*What you need to do*
Show each line from the listing that includes the word "교무처장에".

A block of data:
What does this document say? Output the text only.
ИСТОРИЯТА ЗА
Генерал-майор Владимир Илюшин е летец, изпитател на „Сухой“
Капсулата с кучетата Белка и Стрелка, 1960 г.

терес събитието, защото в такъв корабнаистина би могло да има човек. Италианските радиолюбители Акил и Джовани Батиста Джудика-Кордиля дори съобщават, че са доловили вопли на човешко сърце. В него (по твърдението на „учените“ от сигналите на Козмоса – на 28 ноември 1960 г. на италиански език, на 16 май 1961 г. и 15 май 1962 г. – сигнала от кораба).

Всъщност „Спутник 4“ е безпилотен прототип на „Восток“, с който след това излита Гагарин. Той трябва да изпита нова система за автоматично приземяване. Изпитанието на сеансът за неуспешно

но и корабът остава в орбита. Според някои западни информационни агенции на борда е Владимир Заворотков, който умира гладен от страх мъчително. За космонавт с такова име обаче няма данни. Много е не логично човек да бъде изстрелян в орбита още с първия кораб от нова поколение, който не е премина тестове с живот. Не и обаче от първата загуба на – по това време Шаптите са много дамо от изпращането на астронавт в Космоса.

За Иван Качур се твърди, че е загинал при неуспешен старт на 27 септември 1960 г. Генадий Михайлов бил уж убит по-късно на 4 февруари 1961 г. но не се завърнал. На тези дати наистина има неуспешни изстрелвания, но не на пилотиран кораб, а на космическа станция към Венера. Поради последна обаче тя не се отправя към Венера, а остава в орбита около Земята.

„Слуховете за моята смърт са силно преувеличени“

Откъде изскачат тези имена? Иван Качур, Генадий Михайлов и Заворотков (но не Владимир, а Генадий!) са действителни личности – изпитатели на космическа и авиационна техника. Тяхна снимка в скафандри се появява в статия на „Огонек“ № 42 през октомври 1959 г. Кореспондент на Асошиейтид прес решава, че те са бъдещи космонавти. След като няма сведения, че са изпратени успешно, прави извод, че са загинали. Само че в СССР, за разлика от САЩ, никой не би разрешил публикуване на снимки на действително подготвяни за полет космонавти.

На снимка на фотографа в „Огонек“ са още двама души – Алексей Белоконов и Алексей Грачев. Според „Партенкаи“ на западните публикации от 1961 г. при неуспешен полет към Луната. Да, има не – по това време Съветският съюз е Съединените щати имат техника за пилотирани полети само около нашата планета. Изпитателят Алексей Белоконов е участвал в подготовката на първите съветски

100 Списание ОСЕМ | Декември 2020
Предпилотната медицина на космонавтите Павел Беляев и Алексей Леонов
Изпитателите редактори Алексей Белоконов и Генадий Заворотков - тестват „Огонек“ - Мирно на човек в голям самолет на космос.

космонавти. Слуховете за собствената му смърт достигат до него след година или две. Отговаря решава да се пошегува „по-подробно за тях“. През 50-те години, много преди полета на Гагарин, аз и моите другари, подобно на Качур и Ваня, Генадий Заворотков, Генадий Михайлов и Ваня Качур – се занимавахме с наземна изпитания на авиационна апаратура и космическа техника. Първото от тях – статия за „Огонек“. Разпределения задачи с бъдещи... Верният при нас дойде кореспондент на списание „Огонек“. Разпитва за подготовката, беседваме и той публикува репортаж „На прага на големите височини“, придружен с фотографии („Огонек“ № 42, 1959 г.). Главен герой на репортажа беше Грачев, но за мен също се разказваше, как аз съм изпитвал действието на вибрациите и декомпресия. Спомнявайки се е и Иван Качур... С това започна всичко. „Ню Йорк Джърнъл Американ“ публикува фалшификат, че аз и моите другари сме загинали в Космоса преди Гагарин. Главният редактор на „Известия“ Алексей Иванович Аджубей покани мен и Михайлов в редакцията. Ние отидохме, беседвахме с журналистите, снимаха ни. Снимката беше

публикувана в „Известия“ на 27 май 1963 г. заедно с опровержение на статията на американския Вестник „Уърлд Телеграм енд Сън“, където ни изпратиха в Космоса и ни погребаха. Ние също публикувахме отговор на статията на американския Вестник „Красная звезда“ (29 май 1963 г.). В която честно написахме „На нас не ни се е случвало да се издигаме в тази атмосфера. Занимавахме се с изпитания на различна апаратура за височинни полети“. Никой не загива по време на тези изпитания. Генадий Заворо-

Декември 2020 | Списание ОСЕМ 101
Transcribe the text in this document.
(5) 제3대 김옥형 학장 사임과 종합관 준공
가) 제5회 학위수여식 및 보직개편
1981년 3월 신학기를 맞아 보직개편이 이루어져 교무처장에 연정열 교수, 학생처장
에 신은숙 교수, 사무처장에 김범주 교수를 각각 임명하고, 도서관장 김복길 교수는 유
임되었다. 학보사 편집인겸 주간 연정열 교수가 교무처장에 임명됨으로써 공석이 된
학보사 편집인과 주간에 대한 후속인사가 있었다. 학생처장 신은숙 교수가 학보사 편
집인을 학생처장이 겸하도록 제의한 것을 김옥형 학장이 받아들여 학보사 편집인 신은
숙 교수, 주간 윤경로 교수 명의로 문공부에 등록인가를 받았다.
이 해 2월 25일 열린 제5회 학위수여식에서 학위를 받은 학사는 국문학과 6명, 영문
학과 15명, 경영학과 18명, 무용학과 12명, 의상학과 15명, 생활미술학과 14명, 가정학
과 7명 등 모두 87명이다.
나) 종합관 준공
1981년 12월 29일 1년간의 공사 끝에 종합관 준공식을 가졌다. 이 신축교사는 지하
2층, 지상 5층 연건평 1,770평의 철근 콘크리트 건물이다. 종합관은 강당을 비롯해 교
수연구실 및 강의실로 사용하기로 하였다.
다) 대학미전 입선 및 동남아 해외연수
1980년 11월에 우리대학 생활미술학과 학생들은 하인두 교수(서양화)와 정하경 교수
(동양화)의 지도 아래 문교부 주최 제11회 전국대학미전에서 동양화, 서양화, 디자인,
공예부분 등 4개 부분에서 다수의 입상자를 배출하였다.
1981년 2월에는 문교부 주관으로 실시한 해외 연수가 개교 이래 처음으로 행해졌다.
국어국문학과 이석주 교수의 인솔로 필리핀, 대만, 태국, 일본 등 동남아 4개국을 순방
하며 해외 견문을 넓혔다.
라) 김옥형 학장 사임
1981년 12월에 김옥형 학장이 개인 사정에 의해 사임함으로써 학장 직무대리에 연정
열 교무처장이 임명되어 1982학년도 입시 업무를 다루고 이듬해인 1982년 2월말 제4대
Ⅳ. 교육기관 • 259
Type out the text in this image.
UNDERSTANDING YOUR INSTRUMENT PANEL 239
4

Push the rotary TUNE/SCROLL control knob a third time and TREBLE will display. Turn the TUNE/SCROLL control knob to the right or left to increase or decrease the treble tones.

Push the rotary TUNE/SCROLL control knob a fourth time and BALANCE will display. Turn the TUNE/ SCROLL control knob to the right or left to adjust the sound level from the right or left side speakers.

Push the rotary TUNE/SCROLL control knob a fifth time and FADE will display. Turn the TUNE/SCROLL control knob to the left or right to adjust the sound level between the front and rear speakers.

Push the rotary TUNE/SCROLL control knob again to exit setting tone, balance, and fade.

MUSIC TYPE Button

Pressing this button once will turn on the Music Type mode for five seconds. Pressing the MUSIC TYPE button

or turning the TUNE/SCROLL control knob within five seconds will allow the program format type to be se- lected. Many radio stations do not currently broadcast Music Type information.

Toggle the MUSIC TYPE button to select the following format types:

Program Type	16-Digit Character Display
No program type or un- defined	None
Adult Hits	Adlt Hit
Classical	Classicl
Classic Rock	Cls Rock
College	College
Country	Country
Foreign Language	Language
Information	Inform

*Output for this exercise*
1981년 3월 신학기를 맞아 보직개편이 이루어져 교무처장에 연정열 교수, 학생처장
임되었다. 학보사 편집인겸 주간 연정열 교수가 교무처장에 임명됨으로써 공석이 된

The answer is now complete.